Repeat every line below exactly, word for word.

» ITEMS:
┌────────
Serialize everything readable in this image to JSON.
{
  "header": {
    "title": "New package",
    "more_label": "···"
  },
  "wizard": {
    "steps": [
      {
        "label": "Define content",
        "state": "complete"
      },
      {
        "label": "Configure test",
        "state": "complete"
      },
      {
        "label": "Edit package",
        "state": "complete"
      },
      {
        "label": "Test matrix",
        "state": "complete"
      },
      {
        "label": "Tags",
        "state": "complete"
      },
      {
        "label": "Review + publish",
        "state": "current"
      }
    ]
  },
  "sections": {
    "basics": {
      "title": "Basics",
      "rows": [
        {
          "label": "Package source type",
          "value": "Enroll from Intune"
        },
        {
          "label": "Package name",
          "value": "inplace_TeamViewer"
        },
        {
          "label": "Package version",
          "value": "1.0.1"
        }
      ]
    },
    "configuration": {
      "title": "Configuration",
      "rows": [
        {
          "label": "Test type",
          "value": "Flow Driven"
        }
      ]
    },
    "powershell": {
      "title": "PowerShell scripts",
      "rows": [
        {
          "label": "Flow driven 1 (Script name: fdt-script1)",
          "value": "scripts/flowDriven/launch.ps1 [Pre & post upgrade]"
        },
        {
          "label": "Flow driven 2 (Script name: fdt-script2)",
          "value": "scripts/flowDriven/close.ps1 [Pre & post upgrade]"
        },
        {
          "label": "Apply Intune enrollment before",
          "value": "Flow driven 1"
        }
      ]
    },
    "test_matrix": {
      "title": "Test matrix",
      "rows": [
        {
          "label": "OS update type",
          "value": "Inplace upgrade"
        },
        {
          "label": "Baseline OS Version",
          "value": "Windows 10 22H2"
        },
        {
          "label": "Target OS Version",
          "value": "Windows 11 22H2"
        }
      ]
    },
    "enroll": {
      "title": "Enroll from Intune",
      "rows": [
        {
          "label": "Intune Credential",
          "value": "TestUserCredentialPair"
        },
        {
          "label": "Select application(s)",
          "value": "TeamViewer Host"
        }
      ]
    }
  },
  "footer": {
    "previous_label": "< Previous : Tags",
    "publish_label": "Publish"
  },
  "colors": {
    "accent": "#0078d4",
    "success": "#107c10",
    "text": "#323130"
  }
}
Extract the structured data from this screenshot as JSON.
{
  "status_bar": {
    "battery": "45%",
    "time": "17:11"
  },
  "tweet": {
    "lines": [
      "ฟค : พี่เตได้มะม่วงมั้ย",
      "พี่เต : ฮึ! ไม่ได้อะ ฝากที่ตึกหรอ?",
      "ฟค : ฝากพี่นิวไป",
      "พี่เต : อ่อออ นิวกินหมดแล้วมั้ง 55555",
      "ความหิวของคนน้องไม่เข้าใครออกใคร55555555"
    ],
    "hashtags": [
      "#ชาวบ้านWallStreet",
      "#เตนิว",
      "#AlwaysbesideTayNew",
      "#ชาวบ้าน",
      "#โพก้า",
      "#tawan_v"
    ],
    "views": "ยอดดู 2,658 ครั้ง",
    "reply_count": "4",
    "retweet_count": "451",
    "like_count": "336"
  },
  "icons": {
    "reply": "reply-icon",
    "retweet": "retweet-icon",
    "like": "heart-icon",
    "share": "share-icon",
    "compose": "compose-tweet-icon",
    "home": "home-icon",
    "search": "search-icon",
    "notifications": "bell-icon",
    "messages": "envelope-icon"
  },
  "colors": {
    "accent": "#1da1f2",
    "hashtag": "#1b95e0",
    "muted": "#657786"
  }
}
└────────
» THE COMPLETED TASK:
Serialize everything readable in this image to JSON.
{
  "header": {
    "title": "New package",
    "more_label": "···"
  },
  "wizard": {
    "steps": [
      {
        "label": "Define content",
        "state": "complete"
      },
      {
        "label": "Configure test",
        "state": "complete"
      },
      {
        "label": "Edit package",
        "state": "complete"
      },
      {
        "label": "Test matrix",
        "state": "complete"
      },
      {
        "label": "Tags",
        "state": "complete"
      },
      {
        "label": "Review + publish",
        "state": "current"
      }
    ]
  },
  "sections": {
    "basics": {
      "title": "Basics",
      "rows": [
        {
          "label": "Package source type",
          "value": "Enroll from Intune"
        },
        {
          "label": "Package name",
          "value": "inplace_TeamViewer"
        },
        {
          "label": "Package version",
          "value": "1.0.1"
        }
      ]
    },
    "configuration": {
      "title": "Configuration",
      "rows": [
        {
          "label": "Test type",
          "value": "Flow Driven"
        }
      ]
    },
    "powershell": {
      "title": "PowerShell scripts",
      "rows": [
        {
          "label": "Flow driven 1 (Script name: fdt-script1)",
          "value": "scripts/flowDriven/launch.ps1 [Pre & post upgrade]"
        },
        {
          "label": "Flow driven 2 (Script name: fdt-script2)",
          "value": "scripts/flowDriven/close.ps1 [Pre & post upgrade]"
        },
        {
          "label": "Apply Intune enrollment before",
          "value": "Flow driven 1"
        }
      ]
    },
    "test_matrix": {
      "title": "Test matrix",
      "rows": [
        {
          "label": "OS update type",
          "value": "Inplace upgrade"
        },
        {
          "label": "Baseline OS Version",
          "value": "Windows 10 22H2"
        },
        {
          "label": "Target OS Version",
          "value": "Windows 11 22H2"
        }
      ]
    },
    "enroll": {
      "title": "Enroll from Intune",
      "rows": [
        {
          "label": "Intune Credential",
          "value": "TestUserCredentialPair"
        },
        {
          "label": "Select application(s)",
          "value": "TeamViewer Host"
        }
      ]
    }
  },
  "footer": {
    "previous_label": "< Previous : Tags",
    "publish_label": "Publish"
  },
  "colors": {
    "accent": "#0078d4",
    "success": "#107c10",
    "text": "#323130"
  }
}
Extract the structured data from this screenshot as JSON.
{
  "status_bar": {
    "battery": "45%",
    "time": "17:11"
  },
  "tweet": {
    "lines": [
      "ฟค : พี่เตได้มะม่วงมั้ย",
      "พี่เต : ฮึ! ไม่ได้อะ ฝากที่ตึกหรอ?",
      "ฟค : ฝากพี่นิวไป",
      "พี่เต : อ่อออ นิวกินหมดแล้วมั้ง 55555",
      "ความหิวของคนน้องไม่เข้าใครออกใคร55555555"
    ],
    "hashtags": [
      "#ชาวบ้านWallStreet",
      "#เตนิว",
      "#AlwaysbesideTayNew",
      "#ชาวบ้าน",
      "#โพก้า",
      "#tawan_v"
    ],
    "views": "ยอดดู 2,658 ครั้ง",
    "reply_count": "4",
    "retweet_count": "451",
    "like_count": "336"
  },
  "icons": {
    "reply": "reply-icon",
    "retweet": "retweet-icon",
    "like": "heart-icon",
    "share": "share-icon",
    "compose": "compose-tweet-icon",
    "home": "home-icon",
    "search": "search-icon",
    "notifications": "bell-icon",
    "messages": "envelope-icon"
  },
  "colors": {
    "accent": "#1da1f2",
    "hashtag": "#1b95e0",
    "muted": "#657786"
  }
}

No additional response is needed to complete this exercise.